TASK LIST:
1. Please condense the paragraph of the Jesse Meeks interview that begins "I remember when the Ku Klux run in on my old master" into a shorter version that keeps its main facts.
2. Answer these questions using the Jesse Meeks interview:
(a) How old is Jesse Meeks?
(b) How many years did they stay with their old master?
(c) How much money did the daughter of the young mistress send?
3. Reproduce the part of the Jesse Meeks interview between "The following data" and "Age Pension list.", inclusive, changing "letter" to "note" throughout.

-- EXCERPT start --

The following data is extracted from Arkansas Slave Narratives.

Interviewer: Mrs. Bernice Bowden Person interviewed: Jesse Meeks 707 Elm Street, Pine Bluff, Arkansas Age: 76 Occupation: Minister


"I am seventy-six. 'Course I was young in slavery times, but I can remember some things. I remember how they used to feed us. Put milk and bread or poke salad and corn-meal dumplin's in a trough and give you a wooden spoon and all the children eat together.

"We stayed with our old master fourteen years. They were good folks and treated us right. My old master's name was Sam Meeks-in Longview, Drew County, Arkansas, down here below Monticello.

"I got a letter here about a month ago from the daughter of my young mistress. I wrote to my young mistress and she was dead, so her daughter got the letter. She answered it and sent me a dollar and asked me was I on the Old Age Pension list.

"As far as I know, I am the onliest one of the old darkies living that belonged to Sam Meeks.

"I remember when the Ku Klux run in on my old master. That was after the War. He was at the breakfast table with his wife. You know in them days they didn't have locks and keys. Had a hole bored through a board and put a peg in it, and I know the Ku Klux come up and stuck a gun through the auger hole and shot at old master but missed him. He run to the door and shot at the Ku Klux. I know us children found one of 'em down at the spring bathin' his leg where old master had shot him.

"Oh! they were good folks and treated us right."

-- EXCERPT end --
-- RECORD EXTRACTS start --

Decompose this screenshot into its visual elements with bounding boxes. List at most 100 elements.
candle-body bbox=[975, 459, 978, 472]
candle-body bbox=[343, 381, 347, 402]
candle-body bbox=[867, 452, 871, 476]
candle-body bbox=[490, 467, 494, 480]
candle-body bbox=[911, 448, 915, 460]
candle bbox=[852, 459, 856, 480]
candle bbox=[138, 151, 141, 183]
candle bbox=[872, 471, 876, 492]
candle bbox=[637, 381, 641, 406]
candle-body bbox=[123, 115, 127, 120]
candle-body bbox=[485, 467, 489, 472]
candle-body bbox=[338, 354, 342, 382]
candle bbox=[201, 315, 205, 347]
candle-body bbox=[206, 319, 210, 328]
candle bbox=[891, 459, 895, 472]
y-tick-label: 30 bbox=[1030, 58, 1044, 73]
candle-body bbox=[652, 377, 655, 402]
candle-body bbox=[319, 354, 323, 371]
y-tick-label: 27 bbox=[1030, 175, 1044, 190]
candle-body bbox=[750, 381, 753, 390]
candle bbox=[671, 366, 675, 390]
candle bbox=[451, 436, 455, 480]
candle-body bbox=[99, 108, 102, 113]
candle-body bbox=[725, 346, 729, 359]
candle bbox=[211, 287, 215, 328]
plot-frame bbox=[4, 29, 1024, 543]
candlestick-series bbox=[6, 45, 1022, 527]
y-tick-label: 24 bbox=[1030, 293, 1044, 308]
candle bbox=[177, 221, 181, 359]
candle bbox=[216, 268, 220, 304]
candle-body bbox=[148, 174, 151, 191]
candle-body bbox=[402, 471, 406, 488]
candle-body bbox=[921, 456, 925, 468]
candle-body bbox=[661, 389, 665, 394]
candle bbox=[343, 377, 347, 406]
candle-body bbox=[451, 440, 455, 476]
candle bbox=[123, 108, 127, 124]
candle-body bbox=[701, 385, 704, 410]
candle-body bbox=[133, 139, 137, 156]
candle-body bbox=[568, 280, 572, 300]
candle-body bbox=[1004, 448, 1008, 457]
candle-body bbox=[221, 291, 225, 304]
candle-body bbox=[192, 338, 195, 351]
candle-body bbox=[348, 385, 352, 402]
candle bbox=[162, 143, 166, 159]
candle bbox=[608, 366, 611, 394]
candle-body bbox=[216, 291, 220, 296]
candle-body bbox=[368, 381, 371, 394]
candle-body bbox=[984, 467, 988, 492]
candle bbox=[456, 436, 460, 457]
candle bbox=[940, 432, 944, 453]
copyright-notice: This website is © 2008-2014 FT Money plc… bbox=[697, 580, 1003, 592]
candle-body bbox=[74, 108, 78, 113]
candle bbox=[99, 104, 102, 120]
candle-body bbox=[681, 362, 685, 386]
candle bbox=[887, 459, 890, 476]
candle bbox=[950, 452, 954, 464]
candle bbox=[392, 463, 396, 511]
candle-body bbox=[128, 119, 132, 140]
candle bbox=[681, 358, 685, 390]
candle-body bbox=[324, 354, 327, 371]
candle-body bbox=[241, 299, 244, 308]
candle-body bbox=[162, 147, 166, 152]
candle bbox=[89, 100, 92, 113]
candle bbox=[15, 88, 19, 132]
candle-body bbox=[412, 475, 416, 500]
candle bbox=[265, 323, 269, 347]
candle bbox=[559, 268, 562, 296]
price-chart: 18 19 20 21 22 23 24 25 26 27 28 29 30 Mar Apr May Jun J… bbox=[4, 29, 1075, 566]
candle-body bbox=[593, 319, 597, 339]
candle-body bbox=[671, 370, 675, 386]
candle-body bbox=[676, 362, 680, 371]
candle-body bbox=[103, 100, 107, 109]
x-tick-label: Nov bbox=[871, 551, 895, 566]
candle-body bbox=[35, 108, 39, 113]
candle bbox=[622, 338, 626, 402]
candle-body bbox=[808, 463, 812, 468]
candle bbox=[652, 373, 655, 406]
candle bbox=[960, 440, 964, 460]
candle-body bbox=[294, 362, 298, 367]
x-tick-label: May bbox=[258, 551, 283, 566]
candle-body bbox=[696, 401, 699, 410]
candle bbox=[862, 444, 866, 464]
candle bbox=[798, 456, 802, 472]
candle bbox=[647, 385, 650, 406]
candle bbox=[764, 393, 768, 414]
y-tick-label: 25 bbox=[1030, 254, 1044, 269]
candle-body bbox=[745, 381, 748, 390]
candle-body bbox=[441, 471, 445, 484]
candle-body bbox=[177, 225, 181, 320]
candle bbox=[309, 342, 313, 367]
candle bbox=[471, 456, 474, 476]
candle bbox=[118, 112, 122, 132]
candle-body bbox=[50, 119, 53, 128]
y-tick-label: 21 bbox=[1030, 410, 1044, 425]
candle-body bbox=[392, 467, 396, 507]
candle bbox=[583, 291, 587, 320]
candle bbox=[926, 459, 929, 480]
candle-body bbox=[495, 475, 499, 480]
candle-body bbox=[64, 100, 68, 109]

-- RECORD EXTRACTS end --

SOLUTION LIST:
1. After the War, the Ku Klux came while the old master was at breakfast with his wife. Doors then had no locks, only a peg in a bored hole. The Ku Klux stuck a gun through the auger hole and shot at him, but missed. He ran to the door and fired back. Later the children found one of the Ku Klux at the spring, bathing the leg where the master had shot him.

2.
(a) Seventy-six.
(b) Fourteen years.
(c) A dollar.

3.
The following data is extracted from Arkansas Slave Narratives.

Interviewer: Mrs. Bernice Bowden Person interviewed: Jesse Meeks 707 Elm Street, Pine Bluff, Arkansas Age: 76 Occupation: Minister


"I am seventy-six. 'Course I was young in slavery times, but I can remember some things. I remember how they used to feed us. Put milk and bread or poke salad and corn-meal dumplin's in a trough and give you a wooden spoon and all the children eat together.

"We stayed with our old master fourteen years. They were good folks and treated us right. My old master's name was Sam Meeks-in Longview, Drew County, Arkansas, down here below Monticello.

"I got a note here about a month ago from the daughter of my young mistress. I wrote to my young mistress and she was dead, so her daughter got the note. She answered it and sent me a dollar and asked me was I on the Old Age Pension list.